**What the task asks**
Show all lines from the data that include the word "message".

═════ Records to process

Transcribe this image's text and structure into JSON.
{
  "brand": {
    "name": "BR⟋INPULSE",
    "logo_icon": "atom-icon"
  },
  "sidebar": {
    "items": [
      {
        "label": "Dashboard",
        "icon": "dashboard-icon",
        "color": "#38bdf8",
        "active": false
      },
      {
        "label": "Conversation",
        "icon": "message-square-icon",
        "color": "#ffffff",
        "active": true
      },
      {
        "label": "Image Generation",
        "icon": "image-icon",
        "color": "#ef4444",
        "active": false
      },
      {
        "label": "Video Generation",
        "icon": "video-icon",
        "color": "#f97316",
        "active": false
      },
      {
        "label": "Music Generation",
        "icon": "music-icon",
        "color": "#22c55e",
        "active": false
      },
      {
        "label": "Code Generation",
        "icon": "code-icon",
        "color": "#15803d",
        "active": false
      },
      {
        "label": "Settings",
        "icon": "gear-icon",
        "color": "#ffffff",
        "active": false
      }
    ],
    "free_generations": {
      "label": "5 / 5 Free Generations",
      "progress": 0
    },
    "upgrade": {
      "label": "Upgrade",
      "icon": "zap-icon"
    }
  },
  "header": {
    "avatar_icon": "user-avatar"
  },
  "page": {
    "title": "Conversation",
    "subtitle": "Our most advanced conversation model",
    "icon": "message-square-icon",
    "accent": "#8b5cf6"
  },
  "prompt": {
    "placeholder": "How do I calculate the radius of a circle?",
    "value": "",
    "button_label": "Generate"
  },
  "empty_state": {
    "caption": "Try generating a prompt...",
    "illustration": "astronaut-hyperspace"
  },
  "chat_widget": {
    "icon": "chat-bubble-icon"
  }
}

══════════

**Completed task**
        "icon": "message-square-icon",
    "icon": "message-square-icon",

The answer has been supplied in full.